Items from a figure collection

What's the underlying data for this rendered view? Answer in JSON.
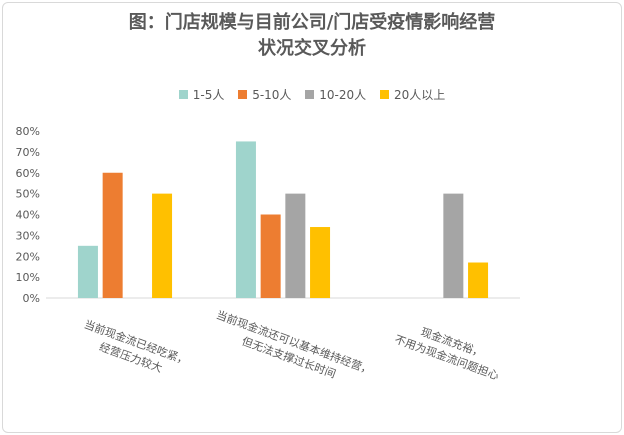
{
  "chart_data": {
    "type": "bar",
    "title_line1": "图：门店规模与目前公司/门店受疫情影响经营",
    "title_line2": "状况交叉分析",
    "categories": [
      [
        "当前现金流已经吃紧，",
        "经营压力较大"
      ],
      [
        "当前现金流还可以基本维持经营，",
        "但无法支撑过长时间"
      ],
      [
        "现金流充裕，",
        "不用为现金流问题担心"
      ]
    ],
    "series": [
      {
        "name": "1-5人",
        "color": "#9fd4cc",
        "values": [
          25,
          75,
          0
        ]
      },
      {
        "name": "5-10人",
        "color": "#ed7d31",
        "values": [
          60,
          40,
          0
        ]
      },
      {
        "name": "10-20人",
        "color": "#a5a5a5",
        "values": [
          0,
          50,
          50
        ]
      },
      {
        "name": "20人以上",
        "color": "#ffc000",
        "values": [
          50,
          34,
          17
        ]
      }
    ],
    "yticks": [
      "0%",
      "10%",
      "20%",
      "30%",
      "40%",
      "50%",
      "60%",
      "70%",
      "80%"
    ],
    "ylim": [
      0,
      80
    ],
    "grid": false,
    "legend_position": "top"
  }
}
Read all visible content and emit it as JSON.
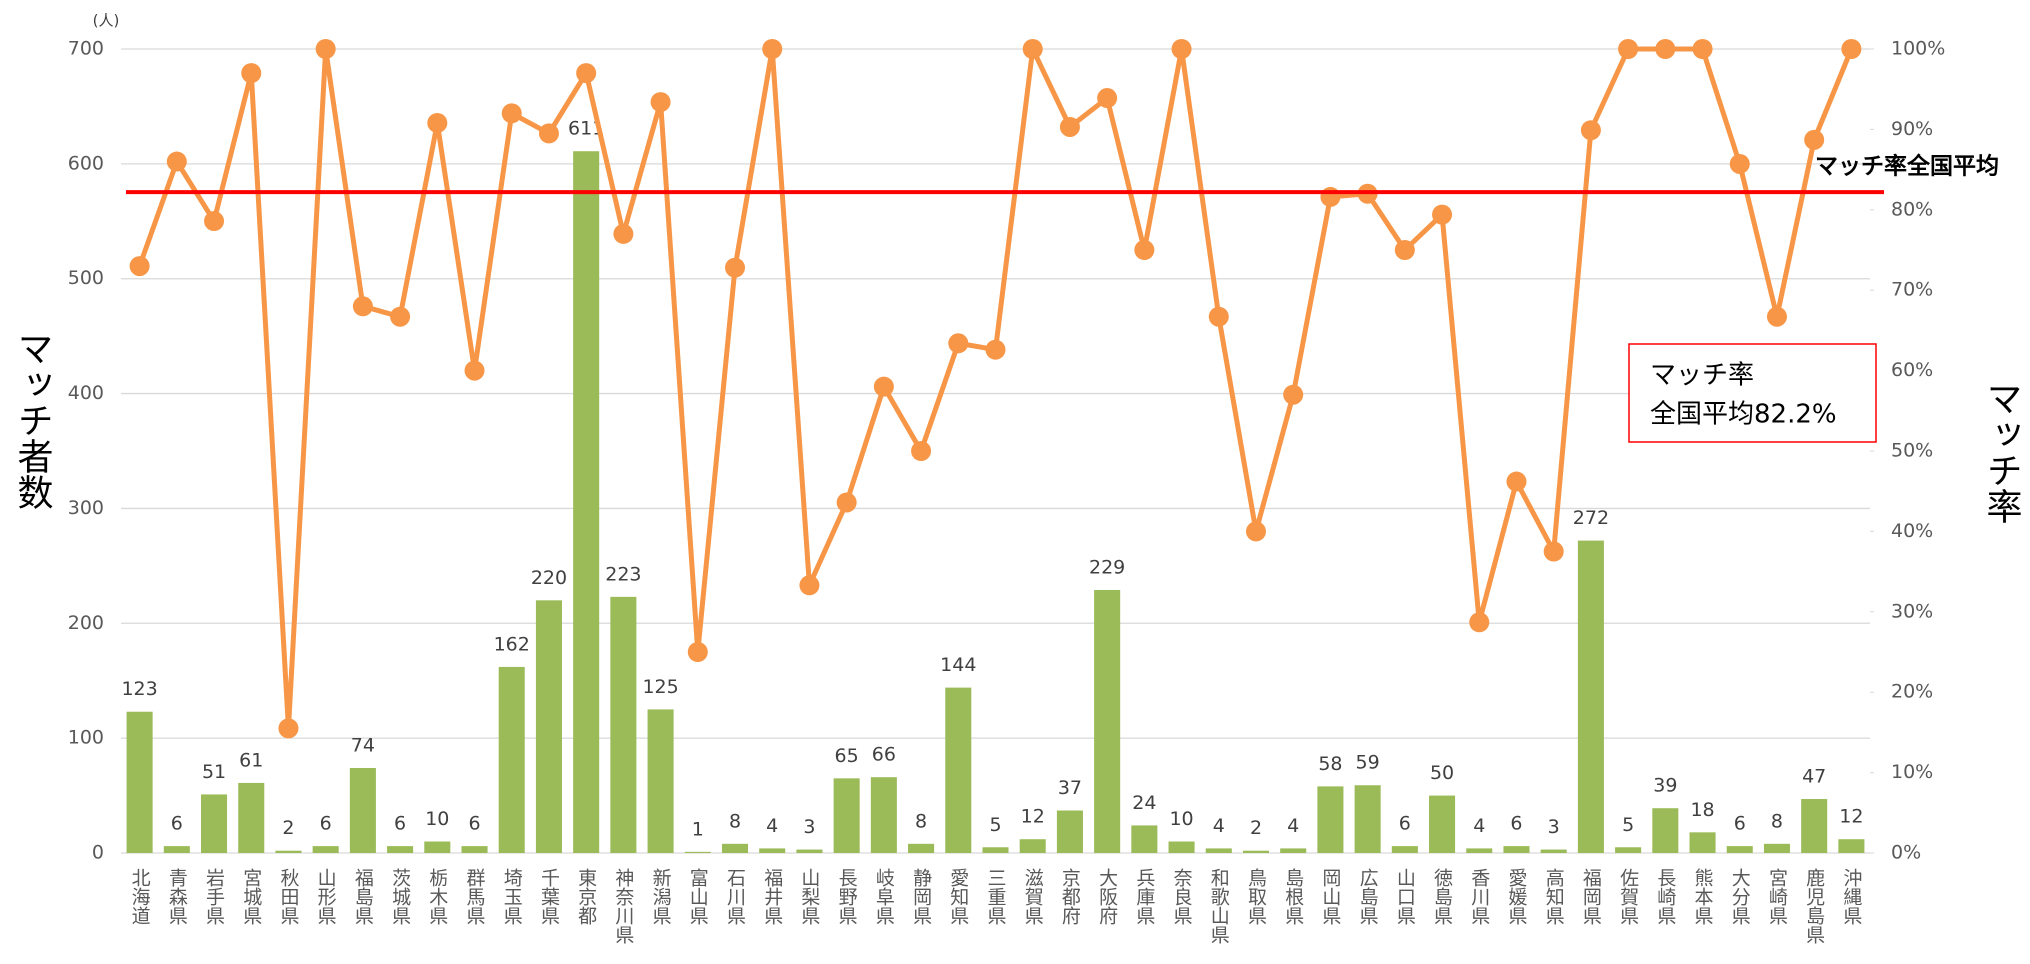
{
  "chart_data": {
    "type": "combo",
    "y_unit": "(人)",
    "y_label": "マッチ者数",
    "y2_label": "マッチ率",
    "categories": [
      "北海道",
      "青森県",
      "岩手県",
      "宮城県",
      "秋田県",
      "山形県",
      "福島県",
      "茨城県",
      "栃木県",
      "群馬県",
      "埼玉県",
      "千葉県",
      "東京都",
      "神奈川県",
      "新潟県",
      "富山県",
      "石川県",
      "福井県",
      "山梨県",
      "長野県",
      "岐阜県",
      "静岡県",
      "愛知県",
      "三重県",
      "滋賀県",
      "京都府",
      "大阪府",
      "兵庫県",
      "奈良県",
      "和歌山県",
      "鳥取県",
      "島根県",
      "岡山県",
      "広島県",
      "山口県",
      "徳島県",
      "香川県",
      "愛媛県",
      "高知県",
      "福岡県",
      "佐賀県",
      "長崎県",
      "熊本県",
      "大分県",
      "宮崎県",
      "鹿児島県",
      "沖縄県"
    ],
    "series": [
      {
        "type": "bar",
        "color": "#9bbb59",
        "axis": "y",
        "show_values": true,
        "values": [
          123,
          6,
          51,
          61,
          2,
          6,
          74,
          6,
          10,
          6,
          162,
          220,
          611,
          223,
          125,
          1,
          8,
          4,
          3,
          65,
          66,
          8,
          144,
          5,
          12,
          37,
          229,
          24,
          10,
          4,
          2,
          4,
          58,
          59,
          6,
          50,
          4,
          6,
          3,
          272,
          5,
          39,
          18,
          6,
          8,
          47,
          12
        ]
      },
      {
        "type": "line",
        "color": "#f79646",
        "axis": "y2",
        "values": [
          73,
          86,
          78.6,
          97,
          15.5,
          100,
          68,
          66.7,
          90.8,
          60,
          92,
          89.5,
          97,
          77,
          93.4,
          25,
          72.8,
          100,
          33.3,
          43.6,
          58,
          50,
          63.4,
          62.6,
          100,
          90.3,
          93.9,
          75,
          100,
          66.7,
          40,
          57,
          81.6,
          82,
          75,
          79.4,
          28.7,
          46.2,
          37.5,
          89.9,
          100,
          100,
          100,
          85.7,
          66.7,
          88.7,
          100
        ]
      }
    ],
    "ylim": [
      0,
      700
    ],
    "yticks": [
      0,
      100,
      200,
      300,
      400,
      500,
      600,
      700
    ],
    "y2lim": [
      0,
      100
    ],
    "y2ticks": [
      {
        "value": 0,
        "label": "0%"
      },
      {
        "value": 10,
        "label": "10%"
      },
      {
        "value": 20,
        "label": "20%"
      },
      {
        "value": 30,
        "label": "30%"
      },
      {
        "value": 40,
        "label": "40%"
      },
      {
        "value": 50,
        "label": "50%"
      },
      {
        "value": 60,
        "label": "60%"
      },
      {
        "value": 70,
        "label": "70%"
      },
      {
        "value": 80,
        "label": "80%"
      },
      {
        "value": 90,
        "label": "90%"
      },
      {
        "value": 100,
        "label": "100%"
      }
    ],
    "grid": true,
    "reference_line": {
      "label": "マッチ率全国平均",
      "value": 82.2,
      "axis": "y2",
      "color": "#ff0000"
    },
    "annotation": [
      "マッチ率",
      "全国平均82.2%"
    ]
  }
}
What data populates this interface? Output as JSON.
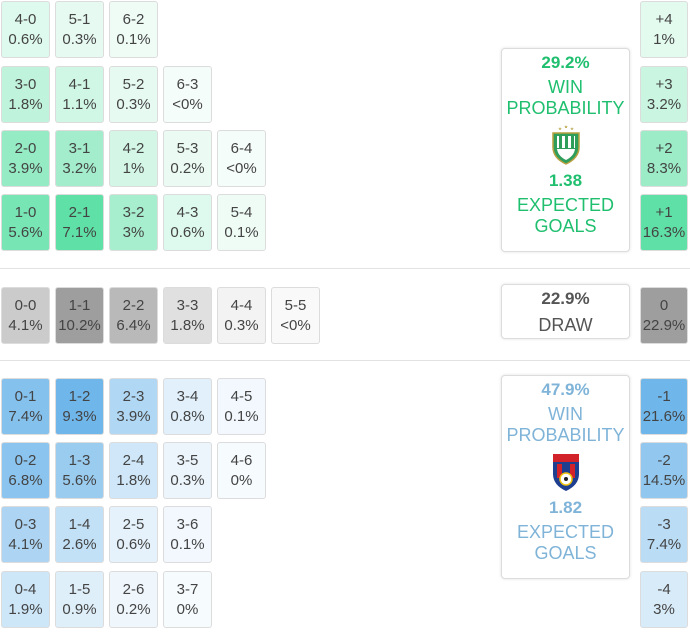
{
  "home_rows": [
    [
      {
        "s": "4-0",
        "p": "0.6%"
      },
      {
        "s": "5-1",
        "p": "0.3%"
      },
      {
        "s": "6-2",
        "p": "0.1%"
      }
    ],
    [
      {
        "s": "3-0",
        "p": "1.8%"
      },
      {
        "s": "4-1",
        "p": "1.1%"
      },
      {
        "s": "5-2",
        "p": "0.3%"
      },
      {
        "s": "6-3",
        "p": "<0%"
      }
    ],
    [
      {
        "s": "2-0",
        "p": "3.9%"
      },
      {
        "s": "3-1",
        "p": "3.2%"
      },
      {
        "s": "4-2",
        "p": "1%"
      },
      {
        "s": "5-3",
        "p": "0.2%"
      },
      {
        "s": "6-4",
        "p": "<0%"
      }
    ],
    [
      {
        "s": "1-0",
        "p": "5.6%"
      },
      {
        "s": "2-1",
        "p": "7.1%"
      },
      {
        "s": "3-2",
        "p": "3%"
      },
      {
        "s": "4-3",
        "p": "0.6%"
      },
      {
        "s": "5-4",
        "p": "0.1%"
      }
    ]
  ],
  "draw_row": [
    {
      "s": "0-0",
      "p": "4.1%"
    },
    {
      "s": "1-1",
      "p": "10.2%"
    },
    {
      "s": "2-2",
      "p": "6.4%"
    },
    {
      "s": "3-3",
      "p": "1.8%"
    },
    {
      "s": "4-4",
      "p": "0.3%"
    },
    {
      "s": "5-5",
      "p": "<0%"
    }
  ],
  "away_rows": [
    [
      {
        "s": "0-1",
        "p": "7.4%"
      },
      {
        "s": "1-2",
        "p": "9.3%"
      },
      {
        "s": "2-3",
        "p": "3.9%"
      },
      {
        "s": "3-4",
        "p": "0.8%"
      },
      {
        "s": "4-5",
        "p": "0.1%"
      }
    ],
    [
      {
        "s": "0-2",
        "p": "6.8%"
      },
      {
        "s": "1-3",
        "p": "5.6%"
      },
      {
        "s": "2-4",
        "p": "1.8%"
      },
      {
        "s": "3-5",
        "p": "0.3%"
      },
      {
        "s": "4-6",
        "p": "0%"
      }
    ],
    [
      {
        "s": "0-3",
        "p": "4.1%"
      },
      {
        "s": "1-4",
        "p": "2.6%"
      },
      {
        "s": "2-5",
        "p": "0.6%"
      },
      {
        "s": "3-6",
        "p": "0.1%"
      }
    ],
    [
      {
        "s": "0-4",
        "p": "1.9%"
      },
      {
        "s": "1-5",
        "p": "0.9%"
      },
      {
        "s": "2-6",
        "p": "0.2%"
      },
      {
        "s": "3-7",
        "p": "0%"
      }
    ]
  ],
  "margins_home": [
    {
      "s": "+4",
      "p": "1%"
    },
    {
      "s": "+3",
      "p": "3.2%"
    },
    {
      "s": "+2",
      "p": "8.3%"
    },
    {
      "s": "+1",
      "p": "16.3%"
    }
  ],
  "margin_draw": {
    "s": "0",
    "p": "22.9%"
  },
  "margins_away": [
    {
      "s": "-1",
      "p": "21.6%"
    },
    {
      "s": "-2",
      "p": "14.5%"
    },
    {
      "s": "-3",
      "p": "7.4%"
    },
    {
      "s": "-4",
      "p": "3%"
    }
  ],
  "home_card": {
    "win_pct": "29.2%",
    "win_label_1": "WIN",
    "win_label_2": "PROBABILITY",
    "xg": "1.38",
    "xg_label_1": "EXPECTED",
    "xg_label_2": "GOALS",
    "crest_icon": "ferencvaros-crest-icon"
  },
  "draw_card": {
    "pct": "22.9%",
    "label": "DRAW"
  },
  "away_card": {
    "win_pct": "47.9%",
    "win_label_1": "WIN",
    "win_label_2": "PROBABILITY",
    "xg": "1.82",
    "xg_label_1": "EXPECTED",
    "xg_label_2": "GOALS",
    "crest_icon": "viktoria-plzen-crest-icon"
  },
  "colors": {
    "home_accent": "#1fbf6f",
    "away_accent": "#7fb4d8",
    "home_max_fill": "#5fe0a6",
    "away_max_fill": "#6fb6ea",
    "draw_max_fill": "#9e9e9e"
  }
}
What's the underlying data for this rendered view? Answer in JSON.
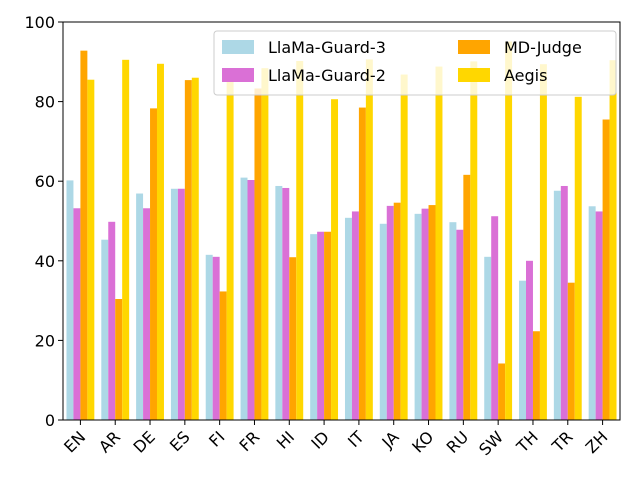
{
  "chart_data": {
    "type": "bar",
    "title": "",
    "xlabel": "",
    "ylabel": "",
    "ylim": [
      0,
      100
    ],
    "yticks": [
      0,
      20,
      40,
      60,
      80,
      100
    ],
    "grid": false,
    "legend_position": "top-right",
    "categories": [
      "EN",
      "AR",
      "DE",
      "ES",
      "FI",
      "FR",
      "HI",
      "ID",
      "IT",
      "JA",
      "KO",
      "RU",
      "SW",
      "TH",
      "TR",
      "ZH"
    ],
    "series": [
      {
        "name": "LlaMa-Guard-3",
        "color": "#add8e6",
        "values": [
          60.2,
          45.3,
          56.9,
          58.1,
          41.5,
          60.9,
          58.8,
          46.7,
          50.8,
          49.3,
          51.8,
          49.7,
          41.0,
          35.0,
          57.6,
          53.7
        ]
      },
      {
        "name": "LlaMa-Guard-2",
        "color": "#da70d6",
        "values": [
          53.2,
          49.8,
          53.2,
          58.1,
          41.0,
          60.3,
          58.3,
          47.3,
          52.4,
          53.8,
          53.1,
          47.8,
          51.2,
          40.0,
          58.8,
          52.4
        ]
      },
      {
        "name": "MD-Judge",
        "color": "#ffa500",
        "values": [
          92.8,
          30.4,
          78.3,
          85.4,
          32.3,
          83.3,
          40.9,
          47.3,
          78.5,
          54.6,
          54.0,
          61.6,
          14.2,
          22.3,
          34.5,
          75.5
        ]
      },
      {
        "name": "Aegis",
        "color": "#ffd700",
        "values": [
          85.5,
          90.5,
          89.5,
          86.0,
          86.6,
          88.4,
          90.2,
          80.6,
          90.6,
          86.8,
          88.8,
          90.1,
          95.1,
          89.4,
          81.2,
          90.4
        ]
      }
    ],
    "legend_layout": [
      [
        "LlaMa-Guard-3",
        "MD-Judge"
      ],
      [
        "LlaMa-Guard-2",
        "Aegis"
      ]
    ]
  }
}
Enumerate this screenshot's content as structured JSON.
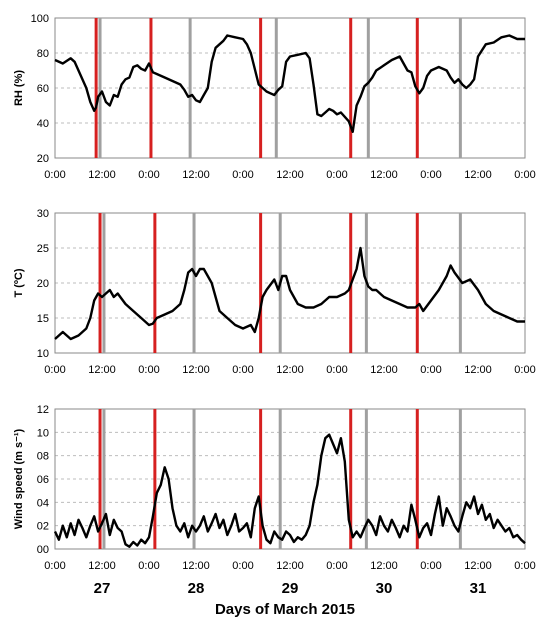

— Stated problem —
Copy out every line in the listing where the word "type" appears.

— Result of this exercise —
    "type": "bar",
    "type": "combo",
        "type": "bar",
        "type": "line",
    "type": "bar",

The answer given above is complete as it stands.